> **Parts of the exercise**:
- 1) Please repeat the forum thread from "Yep my dh too" up to and including "but so annoying.", substituting "overly critical" for "hyper critical".
- 2) Summarize the forum thread in two sentences.

— START Page text —

Yep my dh too even though we are both your typical over educated lawyer types and I’m respected at work too. But he is hyper critical and thinks he’s the smartest person in every room. I dont know if it’s a lawyer thing or what but so annoying.
Anonymous
Anonymous wrote:What if English isn’t her language of learning nor her mother tongue? People fixated on grammar should consider a minor detail, intellect doesn’t equate to English, you can be a genius without knowing English or a dumb parrot who memorized grammatical rules.


I am genuinely curious which languages don’t have paragraphs, or the equivalent. Must be exhausting.
Anonymous
You need to stop fixating on this as an intelligence issue and realize that what you have are two different values system. And that is really, really hard to live with long term.

And this can be hard to judge. I am a liberal, agnostic that married a religious Republican 15 years ago. I fundamentally believed at that time that we had the same values. I lucked out that I was right, but I could easily have been wrong. But I can tell you that if I had been wrong, I’m pretty darn sure I would have gotten divorced.

You don’t deserve to live with someone that is angry all the time. And you kids don’t deserve to live in a house full of anger either.
Anonymous
Anonymous wrote:Sounds like ADHD and/ or executive functioning issues. These become worse with age and increased responsibility without treatment. I'd encourage you to do a free screening with him online and then take those results and make an appointment with his PCP from there a neuropsych eval I earn you a neuropsych appointment may take months to get.
But his PCP might be able to start him on a low dose of med in the meantime.

As for household duties split up responsibilities and use something like phone and Google calendar for .
reminders.


For discipline that is something you compromise on and unless it involves abusive techniques let the other partner manage.






I have adhd. My son has adhd. My mother has adhd.

What dcum thinks is adhd is extreme and frankly insulting.
Anonymous
I dunno, OP. I'm married to someone similar, without the conspiracy theories/alt-right stuff. Except he's actually a physician who did med school at top 5 school, so most would consider him smart...but I find him so so soooo dense a lot of times. Maybe intelligent is not the right word, but you describe all the same issues that have been making life more difficult as time goes on, particularly the inability to listen and synthesize information. It's really weird - the person describing adhd/exec functioning skills might be onto something here. But of course, "brainiac" spouse won't even consider that might be an issue!

No advice, just sympathy. I feel like his f**ing executive assistant these days, having to fix all his issues. And yeah, i have a job of my own!
Anonymous
Anonymous wrote:
It could be ADHD, OP. What you describe is inattention and a lack of executive functioning skills (the ability to schedule, plan and get organized). If he spends his time on dubious websites as a distraction, his views may be skewed. People who frequently makes mistakes and do not feel in control of their life because of that often get defensive and angry with the years.

My husband is like this. He has ADHD he refuses to treat, and we suspect he may have some high-functioning form for Asperger's. He has a high IQ, and he doesn't believe in conspiracy theories exactly, but he sometimes over-reacts about things and has mentally rigid thinking that gives him a very black and white view of the world - which leads to irrationality and some extreme views, since the world is not black and white.

I don't know what to suggest, OP. I push back against weird concepts when I have the energy, but sometimes I just roll my eyes and focus on my own life. He is not a reliable partner and it's been hard, these last few years.



This.
Anonymous
I suspect there's two sides of the story. Perhaps DW always has something to say when DH wants to do something. He correctly views the confrontations as not worth the energy and defers to DW. It may not be an intelligence issue at all. I've known many relationships like this. They're often relationships where DH Also makes more $$ and has a much more challenging career. They elect to save their energy for things that they think are important.

Also, anyone who will spend time writing such a long post on a random message board clearly has issues of their own.

— END Page text —
— START Dataset extract —

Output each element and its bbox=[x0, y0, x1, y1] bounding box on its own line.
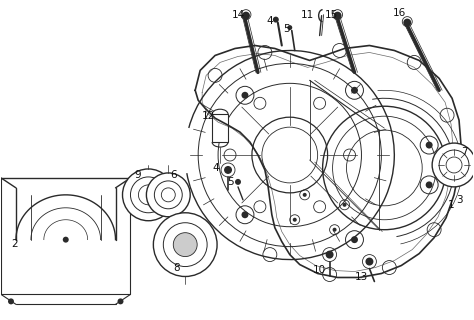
Text: 3: 3 bbox=[456, 195, 462, 205]
Text: 10: 10 bbox=[313, 265, 326, 275]
Circle shape bbox=[8, 298, 14, 304]
Text: 7: 7 bbox=[461, 147, 467, 157]
Text: 1: 1 bbox=[448, 200, 455, 210]
Circle shape bbox=[293, 218, 297, 222]
Circle shape bbox=[343, 203, 346, 207]
Circle shape bbox=[432, 143, 474, 187]
Circle shape bbox=[403, 19, 411, 27]
Text: 4: 4 bbox=[266, 16, 273, 26]
Circle shape bbox=[224, 166, 232, 174]
Circle shape bbox=[351, 236, 358, 243]
Circle shape bbox=[146, 173, 190, 217]
Bar bbox=[212, 114, 228, 142]
Text: 11: 11 bbox=[301, 10, 314, 20]
Circle shape bbox=[334, 12, 342, 20]
Text: 5: 5 bbox=[227, 177, 233, 187]
Circle shape bbox=[287, 25, 292, 30]
Text: 12: 12 bbox=[201, 111, 215, 121]
Text: 5: 5 bbox=[283, 24, 290, 34]
Text: 15: 15 bbox=[325, 10, 338, 20]
Circle shape bbox=[173, 233, 197, 257]
Circle shape bbox=[122, 169, 174, 221]
Circle shape bbox=[118, 298, 124, 304]
Text: 13: 13 bbox=[355, 273, 368, 283]
Circle shape bbox=[63, 237, 69, 243]
Circle shape bbox=[426, 141, 433, 148]
Text: 8: 8 bbox=[173, 262, 180, 273]
Circle shape bbox=[273, 17, 279, 23]
Circle shape bbox=[426, 181, 433, 188]
Text: 16: 16 bbox=[392, 8, 406, 18]
Text: 9: 9 bbox=[134, 170, 141, 180]
Text: 6: 6 bbox=[170, 170, 177, 180]
Circle shape bbox=[241, 92, 248, 99]
Circle shape bbox=[235, 179, 241, 185]
Circle shape bbox=[326, 251, 334, 259]
Text: 14: 14 bbox=[231, 10, 245, 20]
Circle shape bbox=[365, 258, 374, 266]
Text: 4: 4 bbox=[213, 163, 219, 173]
Circle shape bbox=[154, 213, 217, 276]
Circle shape bbox=[241, 211, 248, 218]
Circle shape bbox=[351, 87, 358, 94]
Circle shape bbox=[303, 193, 307, 197]
Text: 2: 2 bbox=[12, 239, 18, 249]
Circle shape bbox=[242, 12, 250, 20]
Circle shape bbox=[333, 228, 337, 232]
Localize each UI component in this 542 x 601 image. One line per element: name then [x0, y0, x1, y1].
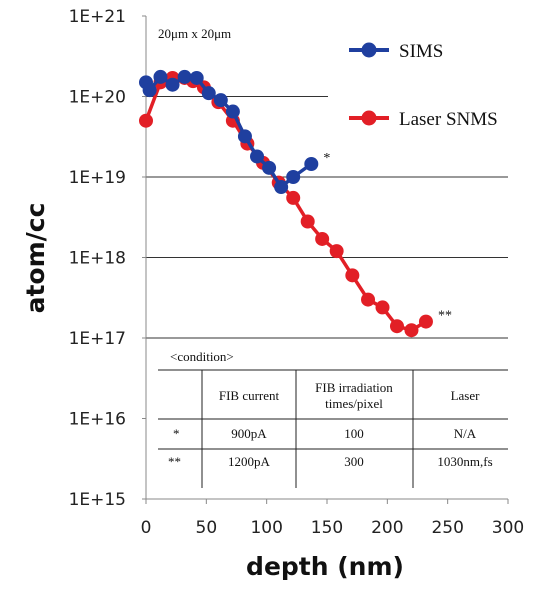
x-tick-label: 150 [311, 518, 343, 538]
data-point-laser-snms [389, 319, 404, 334]
table-row1-fib-current: 900pA [231, 426, 267, 441]
area-label: 20μm x 20μm [158, 26, 231, 41]
y-tick-label: 1E+19 [69, 168, 126, 188]
data-point-laser-snms [139, 113, 153, 128]
data-point-sims [237, 129, 252, 144]
y-tick-label: 1E+21 [69, 7, 126, 27]
y-tick-labels: 1E+15 1E+16 1E+17 1E+18 1E+19 1E+20 1E+21 [69, 7, 146, 510]
data-point-sims [213, 93, 228, 108]
legend-label-sims: SIMS [399, 41, 443, 62]
table-row2-times: 300 [344, 454, 364, 469]
data-point-laser-snms [300, 214, 315, 229]
table-row1-laser: N/A [454, 426, 477, 441]
y-tick-label: 1E+16 [69, 410, 126, 430]
legend: SIMS Laser SNMS [349, 41, 498, 130]
series-end-mark: * [323, 151, 330, 166]
x-tick-labels: 0 50 100 150 200 250 300 [141, 499, 524, 538]
table-header-laser: Laser [451, 388, 481, 403]
x-tick-label: 200 [371, 518, 403, 538]
table-row1-mark: * [173, 426, 180, 441]
data-point-laser-snms [375, 300, 390, 315]
x-tick-label: 100 [250, 518, 282, 538]
y-tick-label: 1E+20 [69, 88, 126, 108]
table-header-fib-current: FIB current [219, 388, 280, 403]
data-point-laser-snms [345, 268, 360, 283]
data-point-laser-snms [286, 190, 301, 205]
table-row2-mark: ** [168, 454, 181, 469]
data-point-sims [262, 160, 277, 175]
table-caption: <condition> [170, 349, 234, 364]
data-point-laser-snms [404, 323, 419, 338]
series-laser-snms [139, 70, 433, 338]
series-line-laser-snms [144, 76, 427, 332]
series-sims [139, 69, 319, 195]
data-point-sims [153, 69, 168, 84]
data-point-laser-snms [418, 314, 433, 329]
legend-swatch-marker-laser-snms [361, 110, 377, 126]
table-header-fib-irradiation-line2: times/pixel [325, 396, 383, 411]
data-point-laser-snms [329, 244, 344, 259]
series-annotations: *** [323, 151, 452, 324]
x-tick-label: 0 [141, 518, 152, 538]
table-header-fib-irradiation-line1: FIB irradiation [315, 380, 393, 395]
table-row1-times: 100 [344, 426, 364, 441]
condition-table: <condition> FIB current FIB irradiation … [158, 349, 508, 488]
y-tick-label: 1E+18 [69, 249, 126, 269]
legend-swatch-marker-sims [361, 42, 377, 58]
x-tick-label: 300 [492, 518, 524, 538]
data-point-sims [274, 180, 289, 195]
data-point-sims [189, 70, 204, 85]
series-layer [139, 69, 433, 338]
data-point-sims [225, 104, 240, 119]
data-point-sims [286, 170, 301, 184]
table-row2-laser: 1030nm,fs [437, 454, 492, 469]
y-tick-label: 1E+17 [69, 329, 126, 349]
data-point-sims [165, 77, 180, 92]
data-point-sims [304, 157, 319, 172]
legend-label-laser-snms: Laser SNMS [399, 109, 498, 130]
series-end-mark: ** [438, 309, 452, 324]
data-point-sims [250, 149, 265, 164]
y-axis-title: atom/cc [21, 203, 50, 314]
table-row2-fib-current: 1200pA [228, 454, 271, 469]
x-tick-label: 50 [196, 518, 218, 538]
x-tick-label: 250 [431, 518, 463, 538]
x-axis-title: depth (nm) [246, 552, 404, 581]
data-point-laser-snms [315, 231, 330, 246]
y-tick-label: 1E+15 [69, 490, 126, 510]
gridlines [146, 96, 508, 339]
data-point-sims [142, 83, 157, 98]
data-point-sims [201, 86, 216, 101]
series-line-sims [144, 75, 313, 189]
data-point-sims [177, 69, 192, 84]
data-point-laser-snms [361, 292, 376, 307]
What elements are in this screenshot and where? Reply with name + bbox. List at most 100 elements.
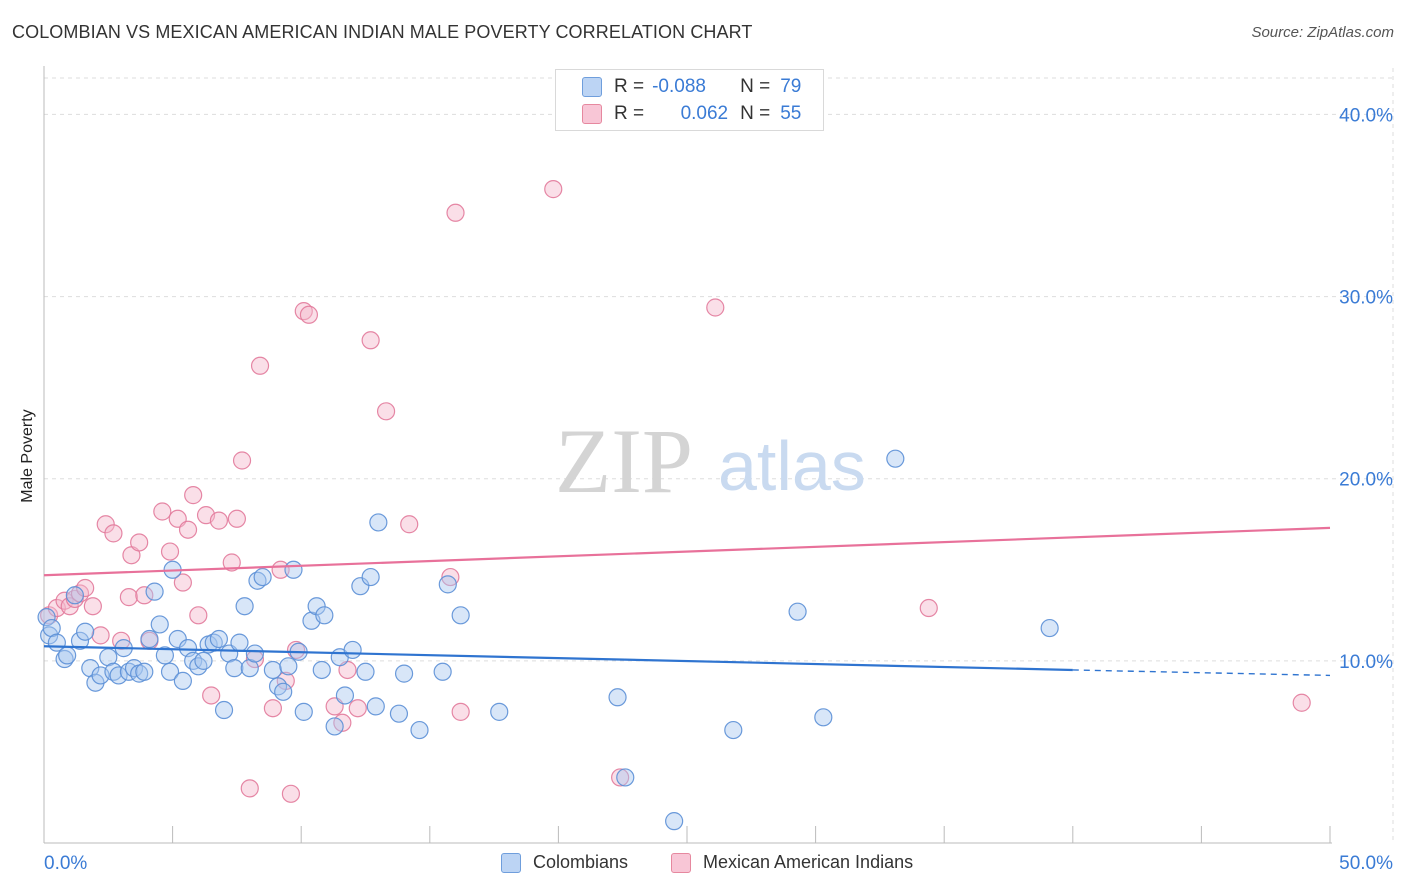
- data-point: [886, 449, 905, 468]
- data-point: [389, 704, 409, 723]
- data-point: [400, 515, 419, 534]
- data-point: [665, 812, 684, 831]
- watermark-atlas: atlas: [718, 427, 866, 505]
- data-point: [112, 631, 131, 650]
- r-label: R =: [614, 103, 645, 124]
- data-point: [96, 515, 115, 534]
- y-tick-label: 40.0%: [1339, 105, 1393, 126]
- data-point: [268, 677, 288, 696]
- y-tick-label: 10.0%: [1339, 652, 1393, 673]
- trend-line-colombians-extrapolated: [1072, 669, 1331, 677]
- n-value: 79: [780, 76, 802, 97]
- data-point: [40, 626, 59, 645]
- n-label: N =: [740, 76, 771, 97]
- legend-item-colombians: Colombians: [501, 852, 628, 873]
- data-point: [173, 573, 192, 592]
- data-point: [235, 597, 254, 616]
- data-point: [91, 626, 110, 645]
- data-point: [335, 686, 355, 705]
- data-point: [209, 511, 228, 530]
- data-point: [438, 575, 457, 594]
- data-point: [281, 784, 301, 803]
- data-point: [376, 402, 396, 421]
- data-point: [724, 720, 743, 740]
- data-point: [263, 660, 283, 680]
- data-point: [168, 629, 187, 649]
- blue-swatch: [582, 77, 602, 97]
- data-point: [410, 720, 429, 740]
- data-point: [356, 662, 375, 681]
- data-point: [70, 631, 90, 650]
- data-point: [394, 664, 414, 683]
- data-point: [361, 331, 380, 350]
- source-label: Source: ZipAtlas.com: [1251, 24, 1394, 41]
- data-point: [76, 578, 95, 598]
- data-point: [153, 502, 172, 521]
- watermark: ZIP atlas: [555, 410, 866, 512]
- data-point: [160, 662, 180, 681]
- series-legend: Colombians Mexican American Indians: [0, 852, 1406, 876]
- data-point: [325, 717, 344, 736]
- blue-swatch: [501, 852, 521, 873]
- data-point: [286, 640, 306, 660]
- data-point: [135, 586, 154, 605]
- chart-title: COLOMBIAN VS MEXICAN AMERICAN INDIAN MAL…: [12, 22, 753, 42]
- data-point: [214, 700, 234, 720]
- data-point: [919, 598, 938, 618]
- r-value: -0.088: [652, 76, 706, 97]
- data-point: [150, 615, 169, 634]
- data-point: [173, 671, 192, 690]
- data-point: [451, 606, 470, 625]
- data-point: [284, 560, 303, 579]
- y-tick-label: 30.0%: [1339, 288, 1393, 309]
- data-point: [160, 542, 180, 561]
- watermark-zip: ZIP: [555, 410, 693, 512]
- data-point: [351, 577, 370, 596]
- data-point: [135, 662, 154, 681]
- data-point: [76, 622, 95, 641]
- data-point: [433, 662, 452, 681]
- x-tick-label-min: 0.0%: [44, 853, 87, 874]
- data-point: [230, 633, 249, 652]
- data-point: [490, 702, 509, 721]
- data-point: [245, 644, 265, 663]
- r-label: R =: [614, 76, 645, 97]
- data-point: [315, 606, 334, 625]
- data-point: [312, 660, 331, 680]
- data-point: [544, 180, 563, 199]
- data-point: [446, 203, 465, 222]
- data-point: [307, 597, 326, 616]
- r-value: 0.062: [680, 103, 729, 124]
- pink-swatch: [671, 852, 691, 873]
- data-point: [348, 699, 367, 718]
- data-point: [788, 602, 807, 621]
- data-point: [184, 486, 203, 505]
- data-point: [274, 682, 293, 701]
- tick-labels: 10.0% 20.0% 30.0% 40.0% 0.0% 50.0%: [44, 105, 1393, 874]
- data-point: [194, 651, 213, 670]
- legend-label-mexican-american-indians: Mexican American Indians: [703, 852, 914, 872]
- n-label: N =: [740, 103, 771, 124]
- data-point: [279, 657, 298, 676]
- data-point: [227, 509, 246, 528]
- trend-lines: [43, 526, 1331, 677]
- data-point: [361, 567, 380, 587]
- data-point: [130, 533, 149, 552]
- data-point: [250, 356, 270, 375]
- data-point: [263, 699, 283, 718]
- legend-item-mexican-american-indians: Mexican American Indians: [671, 852, 913, 873]
- data-point: [232, 451, 252, 470]
- data-point: [253, 567, 272, 587]
- data-point: [451, 702, 470, 721]
- x-tick-label-max: 50.0%: [1339, 853, 1393, 874]
- data-point: [1040, 618, 1059, 638]
- legend-label-colombians: Colombians: [533, 852, 629, 872]
- data-point: [178, 520, 198, 539]
- data-point: [145, 582, 164, 601]
- data-point: [706, 298, 725, 317]
- legend-row-colombians: R = -0.088 N = 79: [582, 76, 801, 98]
- data-point: [1292, 693, 1311, 712]
- data-point: [83, 597, 102, 616]
- data-point: [441, 567, 460, 587]
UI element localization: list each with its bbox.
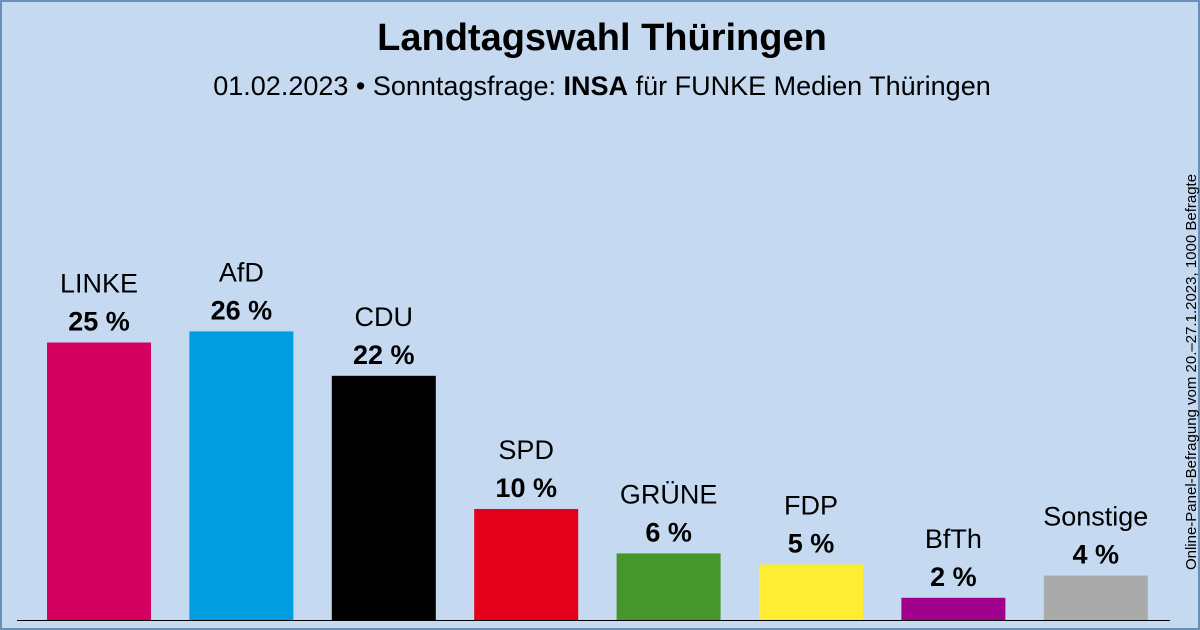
value-label-cdu: 22 % bbox=[353, 340, 415, 370]
poll-date: 01.02.2023 bbox=[213, 71, 349, 101]
category-label-linke: LINKE bbox=[60, 269, 138, 299]
subtitle-suffix: für FUNKE Medien Thüringen bbox=[635, 71, 991, 101]
chart-subtitle: 01.02.2023 • Sonntagsfrage: INSA für FUN… bbox=[2, 68, 1200, 104]
bar-fdp bbox=[759, 564, 863, 620]
bar-gruene bbox=[616, 553, 721, 620]
category-label-afd: AfD bbox=[219, 257, 264, 287]
category-label-fdp: FDP bbox=[784, 491, 838, 521]
bar-sonstige bbox=[1043, 575, 1148, 620]
chart-title: Landtagswahl Thüringen bbox=[377, 17, 827, 59]
subtitle-separator: • bbox=[355, 71, 366, 101]
bar-cdu bbox=[331, 375, 436, 620]
category-label-spd: SPD bbox=[498, 435, 554, 465]
value-label-fdp: 5 % bbox=[788, 529, 835, 559]
value-label-sonstige: 4 % bbox=[1073, 540, 1120, 570]
poll-institute: INSA bbox=[563, 71, 629, 101]
subtitle-prefix: Sonntagsfrage: bbox=[372, 71, 557, 101]
value-label-bfth: 2 % bbox=[930, 562, 977, 592]
category-label-gruene: GRÜNE bbox=[620, 479, 718, 509]
category-label-bfth: BfTh bbox=[925, 524, 982, 554]
value-label-afd: 26 % bbox=[211, 295, 273, 325]
bar-afd bbox=[189, 331, 294, 620]
bar-spd bbox=[474, 509, 579, 620]
bar-linke bbox=[47, 342, 151, 620]
value-label-linke: 25 % bbox=[68, 307, 130, 337]
category-label-sonstige: Sonstige bbox=[1043, 502, 1148, 532]
category-label-cdu: CDU bbox=[355, 302, 414, 332]
value-label-spd: 10 % bbox=[495, 473, 557, 503]
bar-bfth bbox=[901, 597, 1006, 620]
value-label-gruene: 6 % bbox=[645, 517, 692, 547]
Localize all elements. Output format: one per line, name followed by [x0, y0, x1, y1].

— END Dataset extract —

> **Exercise solutions**:
- 1)
Yep my dh too even though we are both your typical over educated lawyer types and I’m respected at work too. But he is overly critical and thinks he’s the smartest person in every room. I dont know if it’s a lawyer thing or what but so annoying.

- 2) Posters describe spouses who are difficult to live with, and some suggest that ADHD or executive functioning issues may be the cause. Others argue that the problem may be differing values or a two-sided conflict rather than intelligence.